Indicate only the number of lines in the listing below in which the word "JSON" appears.

** start Data shown **

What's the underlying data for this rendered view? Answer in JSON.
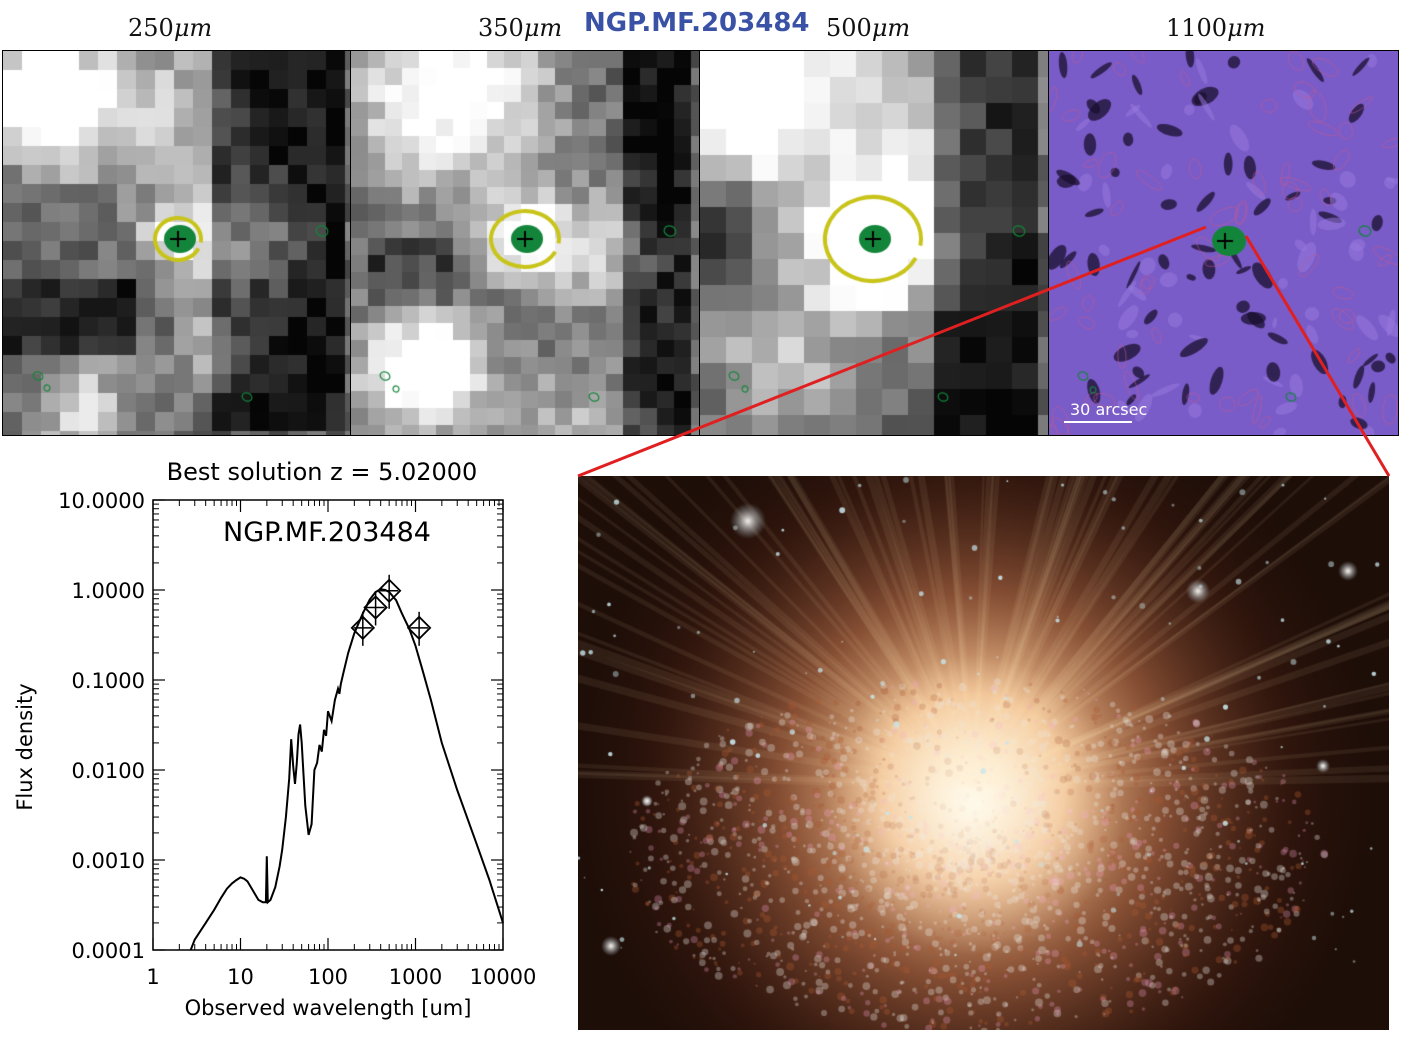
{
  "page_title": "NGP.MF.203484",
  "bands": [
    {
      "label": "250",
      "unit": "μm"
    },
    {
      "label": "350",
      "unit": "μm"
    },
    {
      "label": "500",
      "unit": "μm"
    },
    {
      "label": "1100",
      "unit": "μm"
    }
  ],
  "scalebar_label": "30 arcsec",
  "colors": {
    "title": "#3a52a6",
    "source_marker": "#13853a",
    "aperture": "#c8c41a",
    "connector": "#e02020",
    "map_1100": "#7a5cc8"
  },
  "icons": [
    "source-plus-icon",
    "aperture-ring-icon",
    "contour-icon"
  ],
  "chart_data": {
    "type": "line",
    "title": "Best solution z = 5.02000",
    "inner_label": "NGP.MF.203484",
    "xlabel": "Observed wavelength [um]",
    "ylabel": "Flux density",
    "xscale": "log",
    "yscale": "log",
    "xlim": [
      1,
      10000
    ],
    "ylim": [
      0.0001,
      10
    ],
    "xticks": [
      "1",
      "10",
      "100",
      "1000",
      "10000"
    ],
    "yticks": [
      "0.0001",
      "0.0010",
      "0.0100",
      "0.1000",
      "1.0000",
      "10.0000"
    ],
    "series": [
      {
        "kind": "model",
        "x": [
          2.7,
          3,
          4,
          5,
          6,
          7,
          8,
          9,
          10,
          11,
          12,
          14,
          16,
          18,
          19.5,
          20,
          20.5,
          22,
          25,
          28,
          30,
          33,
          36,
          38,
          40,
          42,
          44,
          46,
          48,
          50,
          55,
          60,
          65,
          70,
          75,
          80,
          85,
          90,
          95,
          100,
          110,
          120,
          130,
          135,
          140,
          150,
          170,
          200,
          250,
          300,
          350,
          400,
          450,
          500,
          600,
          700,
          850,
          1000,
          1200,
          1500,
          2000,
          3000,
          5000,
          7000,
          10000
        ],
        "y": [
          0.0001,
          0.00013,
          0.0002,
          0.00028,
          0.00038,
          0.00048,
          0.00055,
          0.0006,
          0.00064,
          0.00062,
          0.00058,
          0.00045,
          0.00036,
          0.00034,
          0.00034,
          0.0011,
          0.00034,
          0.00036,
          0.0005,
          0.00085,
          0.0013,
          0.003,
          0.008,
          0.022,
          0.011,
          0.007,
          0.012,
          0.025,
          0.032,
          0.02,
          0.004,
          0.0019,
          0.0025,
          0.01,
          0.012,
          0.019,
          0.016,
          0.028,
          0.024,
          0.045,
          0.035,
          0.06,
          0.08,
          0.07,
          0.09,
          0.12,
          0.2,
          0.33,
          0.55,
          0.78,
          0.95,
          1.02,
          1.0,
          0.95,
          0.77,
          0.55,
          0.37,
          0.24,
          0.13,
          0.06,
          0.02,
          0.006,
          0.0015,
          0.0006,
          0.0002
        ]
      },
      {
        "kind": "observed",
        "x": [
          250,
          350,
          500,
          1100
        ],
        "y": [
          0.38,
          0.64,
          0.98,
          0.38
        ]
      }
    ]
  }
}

** end Data shown **
** start Data shown **

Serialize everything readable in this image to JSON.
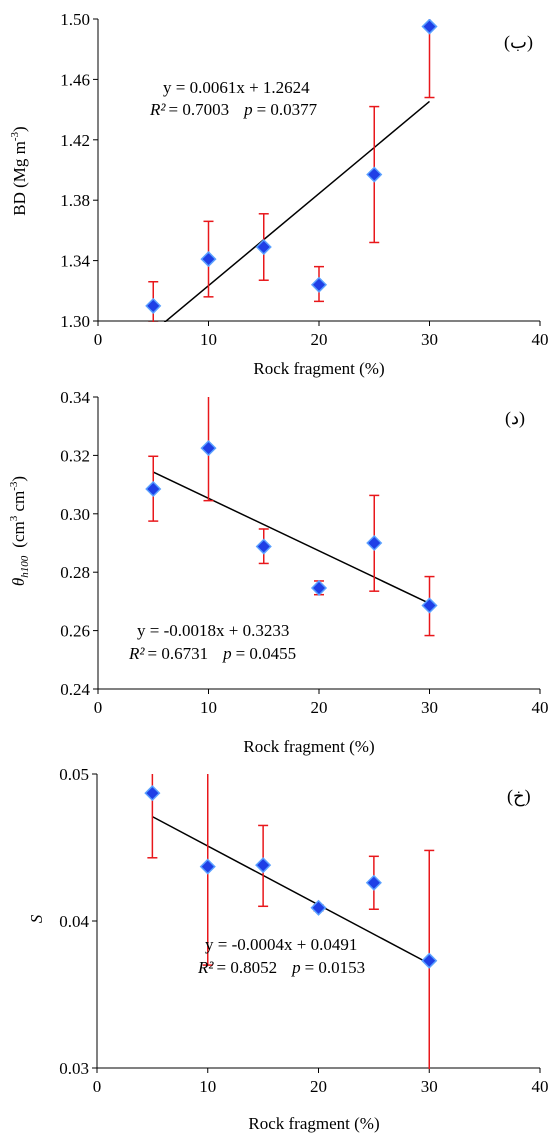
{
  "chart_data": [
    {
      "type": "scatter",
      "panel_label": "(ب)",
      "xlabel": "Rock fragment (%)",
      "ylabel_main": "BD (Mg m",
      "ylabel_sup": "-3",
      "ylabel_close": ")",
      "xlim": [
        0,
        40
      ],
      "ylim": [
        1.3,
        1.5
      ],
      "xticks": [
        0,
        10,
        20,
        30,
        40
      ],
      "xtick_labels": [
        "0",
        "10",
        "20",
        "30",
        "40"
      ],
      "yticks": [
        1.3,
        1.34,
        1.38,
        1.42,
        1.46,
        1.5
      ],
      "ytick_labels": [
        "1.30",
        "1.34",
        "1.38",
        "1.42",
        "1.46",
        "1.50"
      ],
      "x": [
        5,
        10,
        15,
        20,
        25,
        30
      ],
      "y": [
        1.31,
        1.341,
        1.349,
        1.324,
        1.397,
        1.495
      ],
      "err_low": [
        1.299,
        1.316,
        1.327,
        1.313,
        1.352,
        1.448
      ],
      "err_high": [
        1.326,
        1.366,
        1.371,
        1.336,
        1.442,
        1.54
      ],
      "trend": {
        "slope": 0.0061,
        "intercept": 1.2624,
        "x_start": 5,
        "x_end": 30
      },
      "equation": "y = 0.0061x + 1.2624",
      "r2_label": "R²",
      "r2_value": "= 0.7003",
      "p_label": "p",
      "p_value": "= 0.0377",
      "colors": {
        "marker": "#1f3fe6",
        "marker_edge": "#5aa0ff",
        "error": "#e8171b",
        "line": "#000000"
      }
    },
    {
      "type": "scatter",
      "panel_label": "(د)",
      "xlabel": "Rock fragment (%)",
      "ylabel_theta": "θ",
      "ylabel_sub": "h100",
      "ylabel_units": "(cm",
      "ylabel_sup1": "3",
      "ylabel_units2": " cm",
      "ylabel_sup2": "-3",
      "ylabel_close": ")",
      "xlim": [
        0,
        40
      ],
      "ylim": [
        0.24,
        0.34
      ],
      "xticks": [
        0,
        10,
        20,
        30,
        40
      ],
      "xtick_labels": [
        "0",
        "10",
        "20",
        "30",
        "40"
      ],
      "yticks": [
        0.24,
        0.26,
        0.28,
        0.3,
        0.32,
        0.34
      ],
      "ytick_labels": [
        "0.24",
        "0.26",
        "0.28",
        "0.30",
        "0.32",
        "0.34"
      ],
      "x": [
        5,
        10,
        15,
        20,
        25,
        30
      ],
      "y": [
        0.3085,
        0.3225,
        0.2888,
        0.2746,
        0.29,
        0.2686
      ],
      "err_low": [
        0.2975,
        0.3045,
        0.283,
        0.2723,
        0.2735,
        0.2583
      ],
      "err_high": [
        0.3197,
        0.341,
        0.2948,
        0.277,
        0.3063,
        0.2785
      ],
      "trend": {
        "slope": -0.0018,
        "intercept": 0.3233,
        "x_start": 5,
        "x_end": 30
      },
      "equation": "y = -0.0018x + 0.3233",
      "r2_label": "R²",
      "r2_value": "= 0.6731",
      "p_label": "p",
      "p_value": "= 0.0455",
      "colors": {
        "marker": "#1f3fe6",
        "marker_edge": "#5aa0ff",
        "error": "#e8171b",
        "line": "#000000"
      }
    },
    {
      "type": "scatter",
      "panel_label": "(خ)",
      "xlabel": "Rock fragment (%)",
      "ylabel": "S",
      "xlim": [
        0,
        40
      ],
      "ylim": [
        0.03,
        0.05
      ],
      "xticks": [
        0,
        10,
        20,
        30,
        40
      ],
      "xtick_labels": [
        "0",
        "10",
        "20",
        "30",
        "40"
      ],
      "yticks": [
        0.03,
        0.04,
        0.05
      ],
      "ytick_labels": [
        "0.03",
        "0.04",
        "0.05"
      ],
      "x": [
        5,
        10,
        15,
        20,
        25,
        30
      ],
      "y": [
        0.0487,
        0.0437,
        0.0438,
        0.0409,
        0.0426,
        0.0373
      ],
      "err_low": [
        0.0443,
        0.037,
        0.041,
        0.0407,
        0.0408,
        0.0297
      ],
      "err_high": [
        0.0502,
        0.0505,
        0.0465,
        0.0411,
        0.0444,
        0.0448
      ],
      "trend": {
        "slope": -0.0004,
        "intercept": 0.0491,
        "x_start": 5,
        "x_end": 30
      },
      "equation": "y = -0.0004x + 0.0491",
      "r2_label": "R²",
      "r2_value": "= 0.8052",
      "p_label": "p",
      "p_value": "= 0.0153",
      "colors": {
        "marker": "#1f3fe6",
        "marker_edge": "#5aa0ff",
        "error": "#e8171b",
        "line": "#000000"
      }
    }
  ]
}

** end Data shown **

Written answer: 2